(Records from a data source)
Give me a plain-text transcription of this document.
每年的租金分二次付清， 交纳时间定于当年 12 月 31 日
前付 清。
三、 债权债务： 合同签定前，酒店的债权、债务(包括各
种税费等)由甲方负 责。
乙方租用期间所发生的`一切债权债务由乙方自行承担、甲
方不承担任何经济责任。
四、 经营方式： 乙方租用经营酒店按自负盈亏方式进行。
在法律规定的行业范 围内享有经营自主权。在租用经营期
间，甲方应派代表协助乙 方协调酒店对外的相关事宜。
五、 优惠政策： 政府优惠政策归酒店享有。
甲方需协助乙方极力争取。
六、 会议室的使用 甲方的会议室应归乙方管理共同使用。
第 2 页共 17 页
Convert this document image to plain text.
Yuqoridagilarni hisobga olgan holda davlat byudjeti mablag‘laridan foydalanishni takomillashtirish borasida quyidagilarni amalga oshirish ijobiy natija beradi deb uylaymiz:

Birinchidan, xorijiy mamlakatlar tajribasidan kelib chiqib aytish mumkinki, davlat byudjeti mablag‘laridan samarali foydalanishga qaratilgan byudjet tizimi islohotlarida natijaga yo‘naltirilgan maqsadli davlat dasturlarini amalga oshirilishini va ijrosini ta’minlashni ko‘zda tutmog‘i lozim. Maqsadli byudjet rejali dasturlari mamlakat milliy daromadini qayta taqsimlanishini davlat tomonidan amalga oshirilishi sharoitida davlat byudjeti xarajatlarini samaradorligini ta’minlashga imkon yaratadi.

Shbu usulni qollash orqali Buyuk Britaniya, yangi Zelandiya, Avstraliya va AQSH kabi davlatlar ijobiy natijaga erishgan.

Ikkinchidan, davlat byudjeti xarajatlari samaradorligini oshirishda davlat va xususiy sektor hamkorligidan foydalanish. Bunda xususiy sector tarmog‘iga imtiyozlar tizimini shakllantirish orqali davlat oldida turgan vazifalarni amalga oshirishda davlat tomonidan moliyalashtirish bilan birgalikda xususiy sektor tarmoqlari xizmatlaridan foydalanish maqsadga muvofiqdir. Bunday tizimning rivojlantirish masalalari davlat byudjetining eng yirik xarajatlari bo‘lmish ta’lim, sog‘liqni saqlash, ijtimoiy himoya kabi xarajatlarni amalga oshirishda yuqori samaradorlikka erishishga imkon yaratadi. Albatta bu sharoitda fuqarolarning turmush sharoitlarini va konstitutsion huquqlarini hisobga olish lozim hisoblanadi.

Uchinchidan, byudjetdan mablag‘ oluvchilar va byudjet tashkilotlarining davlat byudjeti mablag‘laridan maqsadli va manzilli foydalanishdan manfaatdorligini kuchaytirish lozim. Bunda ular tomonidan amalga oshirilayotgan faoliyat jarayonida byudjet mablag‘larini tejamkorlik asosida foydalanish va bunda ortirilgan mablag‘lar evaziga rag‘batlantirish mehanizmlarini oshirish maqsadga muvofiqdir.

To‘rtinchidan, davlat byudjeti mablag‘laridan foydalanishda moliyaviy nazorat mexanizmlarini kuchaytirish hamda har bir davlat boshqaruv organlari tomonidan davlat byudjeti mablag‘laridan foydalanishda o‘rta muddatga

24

Requirements :: Return the lines above exactly, keeping every word.

Solution below ::
Give me a plain-text transcription of this document.
每年的租金分二次付清， 交纳时间定于当年 12 月 31 日
前付 清。
三、 债权债务： 合同签定前，酒店的债权、债务(包括各
种税费等)由甲方负 责。
乙方租用期间所发生的`一切债权债务由乙方自行承担、甲
方不承担任何经济责任。
四、 经营方式： 乙方租用经营酒店按自负盈亏方式进行。
在法律规定的行业范 围内享有经营自主权。在租用经营期
间，甲方应派代表协助乙 方协调酒店对外的相关事宜。
五、 优惠政策： 政府优惠政策归酒店享有。
甲方需协助乙方极力争取。
六、 会议室的使用 甲方的会议室应归乙方管理共同使用。
第 2 页共 17 页
Convert this document image to plain text.
Yuqoridagilarni hisobga olgan holda davlat byudjeti mablag‘laridan foydalanishni takomillashtirish borasida quyidagilarni amalga oshirish ijobiy natija beradi deb uylaymiz:

Birinchidan, xorijiy mamlakatlar tajribasidan kelib chiqib aytish mumkinki, davlat byudjeti mablag‘laridan samarali foydalanishga qaratilgan byudjet tizimi islohotlarida natijaga yo‘naltirilgan maqsadli davlat dasturlarini amalga oshirilishini va ijrosini ta’minlashni ko‘zda tutmog‘i lozim. Maqsadli byudjet rejali dasturlari mamlakat milliy daromadini qayta taqsimlanishini davlat tomonidan amalga oshirilishi sharoitida davlat byudjeti xarajatlarini samaradorligini ta’minlashga imkon yaratadi.

Shbu usulni qollash orqali Buyuk Britaniya, yangi Zelandiya, Avstraliya va AQSH kabi davlatlar ijobiy natijaga erishgan.

Ikkinchidan, davlat byudjeti xarajatlari samaradorligini oshirishda davlat va xususiy sektor hamkorligidan foydalanish. Bunda xususiy sector tarmog‘iga imtiyozlar tizimini shakllantirish orqali davlat oldida turgan vazifalarni amalga oshirishda davlat tomonidan moliyalashtirish bilan birgalikda xususiy sektor tarmoqlari xizmatlaridan foydalanish maqsadga muvofiqdir. Bunday tizimning rivojlantirish masalalari davlat byudjetining eng yirik xarajatlari bo‘lmish ta’lim, sog‘liqni saqlash, ijtimoiy himoya kabi xarajatlarni amalga oshirishda yuqori samaradorlikka erishishga imkon yaratadi. Albatta bu sharoitda fuqarolarning turmush sharoitlarini va konstitutsion huquqlarini hisobga olish lozim hisoblanadi.

Uchinchidan, byudjetdan mablag‘ oluvchilar va byudjet tashkilotlarining davlat byudjeti mablag‘laridan maqsadli va manzilli foydalanishdan manfaatdorligini kuchaytirish lozim. Bunda ular tomonidan amalga oshirilayotgan faoliyat jarayonida byudjet mablag‘larini tejamkorlik asosida foydalanish va bunda ortirilgan mablag‘lar evaziga rag‘batlantirish mehanizmlarini oshirish maqsadga muvofiqdir.

To‘rtinchidan, davlat byudjeti mablag‘laridan foydalanishda moliyaviy nazorat mexanizmlarini kuchaytirish hamda har bir davlat boshqaruv organlari tomonidan davlat byudjeti mablag‘laridan foydalanishda o‘rta muddatga

24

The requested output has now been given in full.